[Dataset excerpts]
START
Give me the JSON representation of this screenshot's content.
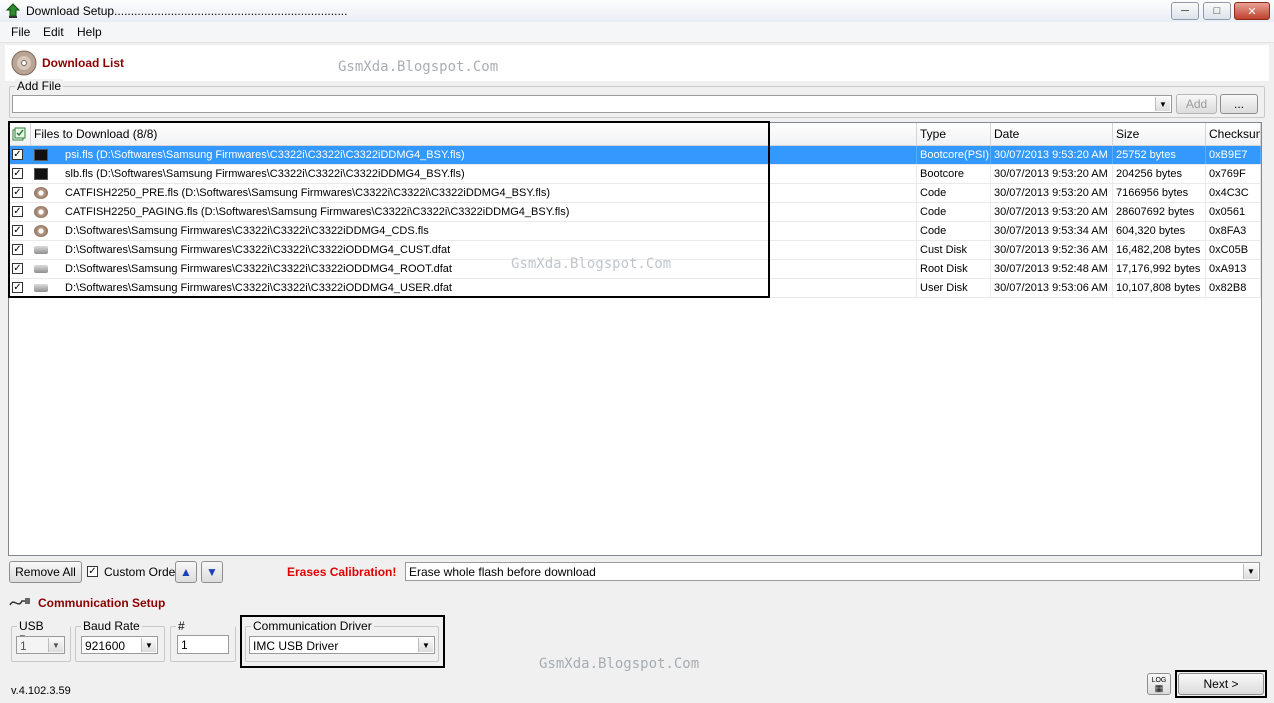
{
  "window": {
    "title": "Download Setup......................................................................"
  },
  "menu": {
    "file": "File",
    "edit": "Edit",
    "help": "Help"
  },
  "download_list": {
    "title": "Download List",
    "add_file_label": "Add File",
    "add_file_value": "",
    "add_button": "Add",
    "browse_button": "...",
    "columns": {
      "files": "Files to Download (8/8)",
      "type": "Type",
      "date": "Date",
      "size": "Size",
      "checksum": "Checksum"
    },
    "rows": [
      {
        "name": "psi.fls (D:\\Softwares\\Samsung Firmwares\\C3322i\\C3322i\\C3322iDDMG4_BSY.fls)",
        "type": "Bootcore(PSI)",
        "date": "30/07/2013 9:53:20 AM",
        "size": "25752 bytes",
        "checksum": "0xB9E7",
        "icon": "chip-icon"
      },
      {
        "name": "slb.fls (D:\\Softwares\\Samsung Firmwares\\C3322i\\C3322i\\C3322iDDMG4_BSY.fls)",
        "type": "Bootcore",
        "date": "30/07/2013 9:53:20 AM",
        "size": "204256 bytes",
        "checksum": "0x769F",
        "icon": "chip-icon"
      },
      {
        "name": "CATFISH2250_PRE.fls (D:\\Softwares\\Samsung Firmwares\\C3322i\\C3322i\\C3322iDDMG4_BSY.fls)",
        "type": "Code",
        "date": "30/07/2013 9:53:20 AM",
        "size": "7166956 bytes",
        "checksum": "0x4C3C",
        "icon": "disc-icon"
      },
      {
        "name": "CATFISH2250_PAGING.fls (D:\\Softwares\\Samsung Firmwares\\C3322i\\C3322i\\C3322iDDMG4_BSY.fls)",
        "type": "Code",
        "date": "30/07/2013 9:53:20 AM",
        "size": "28607692 bytes",
        "checksum": "0x0561",
        "icon": "disc-icon"
      },
      {
        "name": "D:\\Softwares\\Samsung Firmwares\\C3322i\\C3322i\\C3322iDDMG4_CDS.fls",
        "type": "Code",
        "date": "30/07/2013 9:53:34 AM",
        "size": "604,320 bytes",
        "checksum": "0x8FA3",
        "icon": "disc-icon"
      },
      {
        "name": "D:\\Softwares\\Samsung Firmwares\\C3322i\\C3322i\\C3322iODDMG4_CUST.dfat",
        "type": "Cust Disk",
        "date": "30/07/2013 9:52:36 AM",
        "size": "16,482,208 bytes",
        "checksum": "0xC05B",
        "icon": "drive-icon"
      },
      {
        "name": "D:\\Softwares\\Samsung Firmwares\\C3322i\\C3322i\\C3322iODDMG4_ROOT.dfat",
        "type": "Root Disk",
        "date": "30/07/2013 9:52:48 AM",
        "size": "17,176,992 bytes",
        "checksum": "0xA913",
        "icon": "drive-icon"
      },
      {
        "name": "D:\\Softwares\\Samsung Firmwares\\C3322i\\C3322i\\C3322iODDMG4_USER.dfat",
        "type": "User Disk",
        "date": "30/07/2013 9:53:06 AM",
        "size": "10,107,808 bytes",
        "checksum": "0x82B8",
        "icon": "drive-icon"
      }
    ],
    "remove_all": "Remove All",
    "custom_order": "Custom Order",
    "erases_calibration": "Erases Calibration!",
    "erase_option": "Erase whole flash before download"
  },
  "communication": {
    "title": "Communication Setup",
    "usb_port_label": "USB Port",
    "usb_port_value": "1",
    "baud_rate_label": "Baud Rate",
    "baud_rate_value": "921600",
    "channels_label": "# Channels",
    "channels_value": "1",
    "driver_label": "Communication Driver",
    "driver_value": "IMC USB Driver"
  },
  "footer": {
    "version": "v.4.102.3.59",
    "log_label": "LOG",
    "next_button": "Next >"
  },
  "watermark": "GsmXda.Blogspot.Com"
}
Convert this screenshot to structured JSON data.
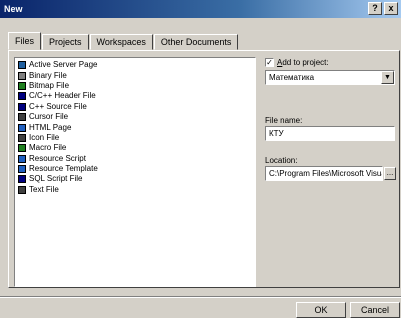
{
  "window": {
    "title": "New",
    "help_btn": "?",
    "close_btn": "x"
  },
  "tabs": [
    {
      "label": "Files",
      "active": true
    },
    {
      "label": "Projects",
      "active": false
    },
    {
      "label": "Workspaces",
      "active": false
    },
    {
      "label": "Other Documents",
      "active": false
    }
  ],
  "file_types": [
    {
      "label": "Active Server Page",
      "icon": "asp-icon",
      "color": "#2060a0"
    },
    {
      "label": "Binary File",
      "icon": "binary-file-icon",
      "color": "#808080"
    },
    {
      "label": "Bitmap File",
      "icon": "bitmap-file-icon",
      "color": "#208020"
    },
    {
      "label": "C/C++ Header File",
      "icon": "header-file-icon",
      "color": "#000080"
    },
    {
      "label": "C++ Source File",
      "icon": "source-file-icon",
      "color": "#000080"
    },
    {
      "label": "Cursor File",
      "icon": "cursor-file-icon",
      "color": "#404040"
    },
    {
      "label": "HTML Page",
      "icon": "html-page-icon",
      "color": "#2060c0"
    },
    {
      "label": "Icon File",
      "icon": "icon-file-icon",
      "color": "#404040"
    },
    {
      "label": "Macro File",
      "icon": "macro-file-icon",
      "color": "#208020"
    },
    {
      "label": "Resource Script",
      "icon": "resource-script-icon",
      "color": "#2060c0"
    },
    {
      "label": "Resource Template",
      "icon": "resource-template-icon",
      "color": "#2060c0"
    },
    {
      "label": "SQL Script File",
      "icon": "sql-file-icon",
      "color": "#000080"
    },
    {
      "label": "Text File",
      "icon": "text-file-icon",
      "color": "#404040"
    }
  ],
  "add_to_project": {
    "label": "Add to project:",
    "checked": true,
    "check_mark": "✓"
  },
  "project_select": {
    "value": "Математика",
    "arrow": "▼"
  },
  "file_name": {
    "label": "File name:",
    "value": "КТУ"
  },
  "location": {
    "label": "Location:",
    "value": "C:\\Program Files\\Microsoft Visua",
    "browse": "..."
  },
  "buttons": {
    "ok": "OK",
    "cancel": "Cancel"
  }
}
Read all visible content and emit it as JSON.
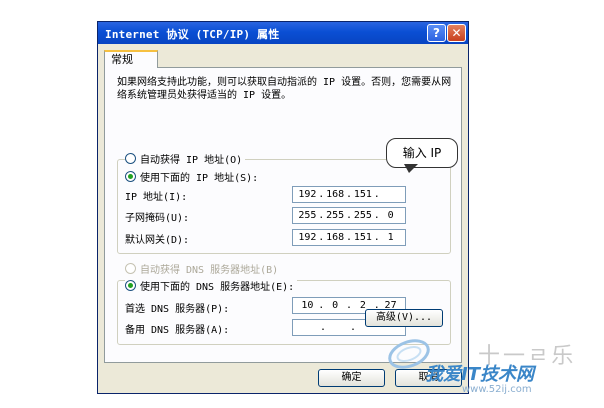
{
  "window": {
    "title": "Internet 协议 (TCP/IP) 属性",
    "help_glyph": "?",
    "close_glyph": "✕"
  },
  "tabs": [
    {
      "label": "常规"
    }
  ],
  "intro_text": "如果网络支持此功能，则可以获取自动指派的 IP 设置。否则，您需要从网络系统管理员处获得适当的 IP 设置。",
  "ip_settings": {
    "auto_ip_label": "自动获得 IP 地址(O)",
    "auto_ip_selected": false,
    "manual_ip_label": "使用下面的 IP 地址(S):",
    "manual_ip_selected": true,
    "fields": [
      {
        "label": "IP 地址(I):",
        "octets": [
          "192",
          "168",
          "151",
          ""
        ]
      },
      {
        "label": "子网掩码(U):",
        "octets": [
          "255",
          "255",
          "255",
          "0"
        ]
      },
      {
        "label": "默认网关(D):",
        "octets": [
          "192",
          "168",
          "151",
          "1"
        ]
      }
    ]
  },
  "dns_settings": {
    "auto_dns_label": "自动获得 DNS 服务器地址(B)",
    "auto_dns_enabled": false,
    "manual_dns_label": "使用下面的 DNS 服务器地址(E):",
    "manual_dns_selected": true,
    "fields": [
      {
        "label": "首选 DNS 服务器(P):",
        "octets": [
          "10",
          "0",
          "2",
          "27"
        ]
      },
      {
        "label": "备用 DNS 服务器(A):",
        "octets": [
          "",
          "",
          "",
          ""
        ]
      }
    ]
  },
  "buttons": {
    "advanced": "高级(V)...",
    "ok": "确定",
    "cancel": "取消"
  },
  "annotation": {
    "text": "输入 IP"
  },
  "watermark": {
    "logo": "十一ㄹ乐",
    "site_name": "我爱IT技术网",
    "url": "www.52ij.com"
  }
}
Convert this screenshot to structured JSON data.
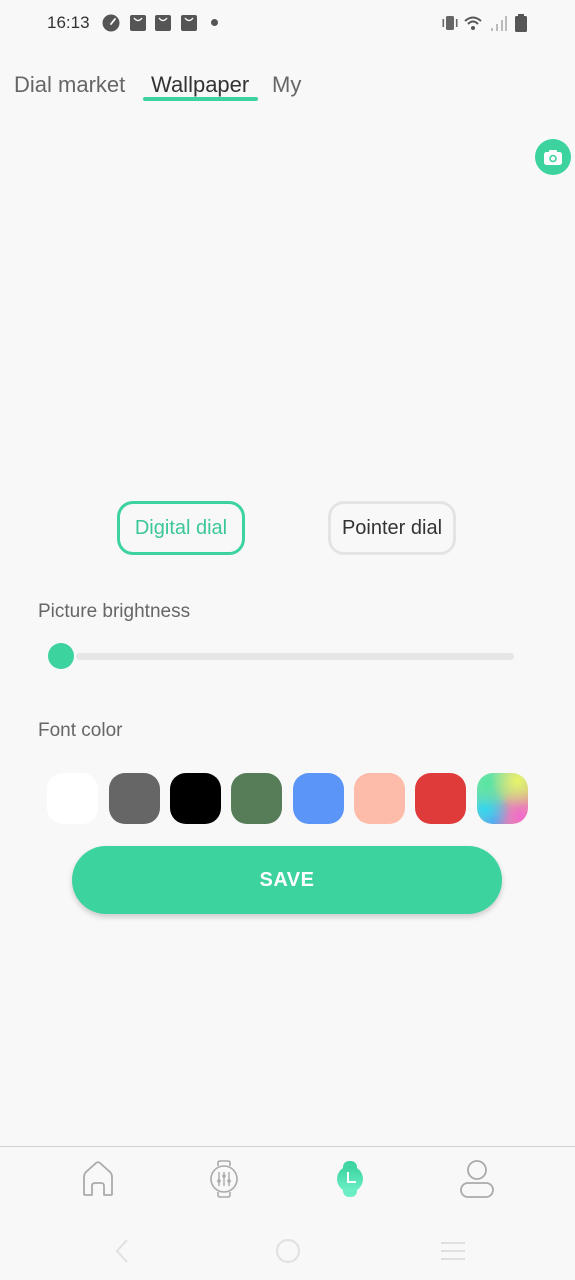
END
▸ **Exercise instructions**
The entries above are to be returned exactly, without their pictures.

▸ **The answer**
Give me the JSON representation of this screenshot's content.
{
  "window": {
    "title": "Download Setup......................................................................"
  },
  "menu": {
    "file": "File",
    "edit": "Edit",
    "help": "Help"
  },
  "download_list": {
    "title": "Download List",
    "add_file_label": "Add File",
    "add_file_value": "",
    "add_button": "Add",
    "browse_button": "...",
    "columns": {
      "files": "Files to Download (8/8)",
      "type": "Type",
      "date": "Date",
      "size": "Size",
      "checksum": "Checksum"
    },
    "rows": [
      {
        "name": "psi.fls (D:\\Softwares\\Samsung Firmwares\\C3322i\\C3322i\\C3322iDDMG4_BSY.fls)",
        "type": "Bootcore(PSI)",
        "date": "30/07/2013 9:53:20 AM",
        "size": "25752 bytes",
        "checksum": "0xB9E7",
        "icon": "chip-icon"
      },
      {
        "name": "slb.fls (D:\\Softwares\\Samsung Firmwares\\C3322i\\C3322i\\C3322iDDMG4_BSY.fls)",
        "type": "Bootcore",
        "date": "30/07/2013 9:53:20 AM",
        "size": "204256 bytes",
        "checksum": "0x769F",
        "icon": "chip-icon"
      },
      {
        "name": "CATFISH2250_PRE.fls (D:\\Softwares\\Samsung Firmwares\\C3322i\\C3322i\\C3322iDDMG4_BSY.fls)",
        "type": "Code",
        "date": "30/07/2013 9:53:20 AM",
        "size": "7166956 bytes",
        "checksum": "0x4C3C",
        "icon": "disc-icon"
      },
      {
        "name": "CATFISH2250_PAGING.fls (D:\\Softwares\\Samsung Firmwares\\C3322i\\C3322i\\C3322iDDMG4_BSY.fls)",
        "type": "Code",
        "date": "30/07/2013 9:53:20 AM",
        "size": "28607692 bytes",
        "checksum": "0x0561",
        "icon": "disc-icon"
      },
      {
        "name": "D:\\Softwares\\Samsung Firmwares\\C3322i\\C3322i\\C3322iDDMG4_CDS.fls",
        "type": "Code",
        "date": "30/07/2013 9:53:34 AM",
        "size": "604,320 bytes",
        "checksum": "0x8FA3",
        "icon": "disc-icon"
      },
      {
        "name": "D:\\Softwares\\Samsung Firmwares\\C3322i\\C3322i\\C3322iODDMG4_CUST.dfat",
        "type": "Cust Disk",
        "date": "30/07/2013 9:52:36 AM",
        "size": "16,482,208 bytes",
        "checksum": "0xC05B",
        "icon": "drive-icon"
      },
      {
        "name": "D:\\Softwares\\Samsung Firmwares\\C3322i\\C3322i\\C3322iODDMG4_ROOT.dfat",
        "type": "Root Disk",
        "date": "30/07/2013 9:52:48 AM",
        "size": "17,176,992 bytes",
        "checksum": "0xA913",
        "icon": "drive-icon"
      },
      {
        "name": "D:\\Softwares\\Samsung Firmwares\\C3322i\\C3322i\\C3322iODDMG4_USER.dfat",
        "type": "User Disk",
        "date": "30/07/2013 9:53:06 AM",
        "size": "10,107,808 bytes",
        "checksum": "0x82B8",
        "icon": "drive-icon"
      }
    ],
    "remove_all": "Remove All",
    "custom_order": "Custom Order",
    "erases_calibration": "Erases Calibration!",
    "erase_option": "Erase whole flash before download"
  },
  "communication": {
    "title": "Communication Setup",
    "usb_port_label": "USB Port",
    "usb_port_value": "1",
    "baud_rate_label": "Baud Rate",
    "baud_rate_value": "921600",
    "channels_label": "# Channels",
    "channels_value": "1",
    "driver_label": "Communication Driver",
    "driver_value": "IMC USB Driver"
  },
  "footer": {
    "version": "v.4.102.3.59",
    "log_label": "LOG",
    "next_button": "Next >"
  },
  "watermark": "GsmXda.Blogspot.Com"
}
Convert this screenshot to structured JSON data.
{
  "window": {
    "title": "New",
    "help_btn": "?",
    "close_btn": "x"
  },
  "tabs": [
    {
      "label": "Files",
      "active": true
    },
    {
      "label": "Projects",
      "active": false
    },
    {
      "label": "Workspaces",
      "active": false
    },
    {
      "label": "Other Documents",
      "active": false
    }
  ],
  "file_types": [
    {
      "label": "Active Server Page",
      "icon": "asp-icon",
      "color": "#2060a0"
    },
    {
      "label": "Binary File",
      "icon": "binary-file-icon",
      "color": "#808080"
    },
    {
      "label": "Bitmap File",
      "icon": "bitmap-file-icon",
      "color": "#208020"
    },
    {
      "label": "C/C++ Header File",
      "icon": "header-file-icon",
      "color": "#000080"
    },
    {
      "label": "C++ Source File",
      "icon": "source-file-icon",
      "color": "#000080"
    },
    {
      "label": "Cursor File",
      "icon": "cursor-file-icon",
      "color": "#404040"
    },
    {
      "label": "HTML Page",
      "icon": "html-page-icon",
      "color": "#2060c0"
    },
    {
      "label": "Icon File",
      "icon": "icon-file-icon",
      "color": "#404040"
    },
    {
      "label": "Macro File",
      "icon": "macro-file-icon",
      "color": "#208020"
    },
    {
      "label": "Resource Script",
      "icon": "resource-script-icon",
      "color": "#2060c0"
    },
    {
      "label": "Resource Template",
      "icon": "resource-template-icon",
      "color": "#2060c0"
    },
    {
      "label": "SQL Script File",
      "icon": "sql-file-icon",
      "color": "#000080"
    },
    {
      "label": "Text File",
      "icon": "text-file-icon",
      "color": "#404040"
    }
  ],
  "add_to_project": {
    "label": "Add to project:",
    "checked": true,
    "check_mark": "✓"
  },
  "project_select": {
    "value": "Математика",
    "arrow": "▼"
  },
  "file_name": {
    "label": "File name:",
    "value": "КТУ"
  },
  "location": {
    "label": "Location:",
    "value": "C:\\Program Files\\Microsoft Visua",
    "browse": "..."
  },
  "buttons": {
    "ok": "OK",
    "cancel": "Cancel"
  }
}
Read all visible content and emit it as JSON.
{
  "window": {
    "title": "Internet 协议 (TCP/IP) 属性",
    "help_glyph": "?",
    "close_glyph": "✕"
  },
  "tabs": [
    {
      "label": "常规"
    }
  ],
  "intro_text": "如果网络支持此功能，则可以获取自动指派的 IP 设置。否则，您需要从网络系统管理员处获得适当的 IP 设置。",
  "ip_settings": {
    "auto_ip_label": "自动获得 IP 地址(O)",
    "auto_ip_selected": false,
    "manual_ip_label": "使用下面的 IP 地址(S):",
    "manual_ip_selected": true,
    "fields": [
      {
        "label": "IP 地址(I):",
        "octets": [
          "192",
          "168",
          "151",
          ""
        ]
      },
      {
        "label": "子网掩码(U):",
        "octets": [
          "255",
          "255",
          "255",
          "0"
        ]
      },
      {
        "label": "默认网关(D):",
        "octets": [
          "192",
          "168",
          "151",
          "1"
        ]
      }
    ]
  },
  "dns_settings": {
    "auto_dns_label": "自动获得 DNS 服务器地址(B)",
    "auto_dns_enabled": false,
    "manual_dns_label": "使用下面的 DNS 服务器地址(E):",
    "manual_dns_selected": true,
    "fields": [
      {
        "label": "首选 DNS 服务器(P):",
        "octets": [
          "10",
          "0",
          "2",
          "27"
        ]
      },
      {
        "label": "备用 DNS 服务器(A):",
        "octets": [
          "",
          "",
          "",
          ""
        ]
      }
    ]
  },
  "buttons": {
    "advanced": "高级(V)...",
    "ok": "确定",
    "cancel": "取消"
  },
  "annotation": {
    "text": "输入 IP"
  },
  "watermark": {
    "logo": "十一ㄹ乐",
    "site_name": "我爱IT技术网",
    "url": "www.52ij.com"
  }
}
Convert this screenshot to structured JSON data.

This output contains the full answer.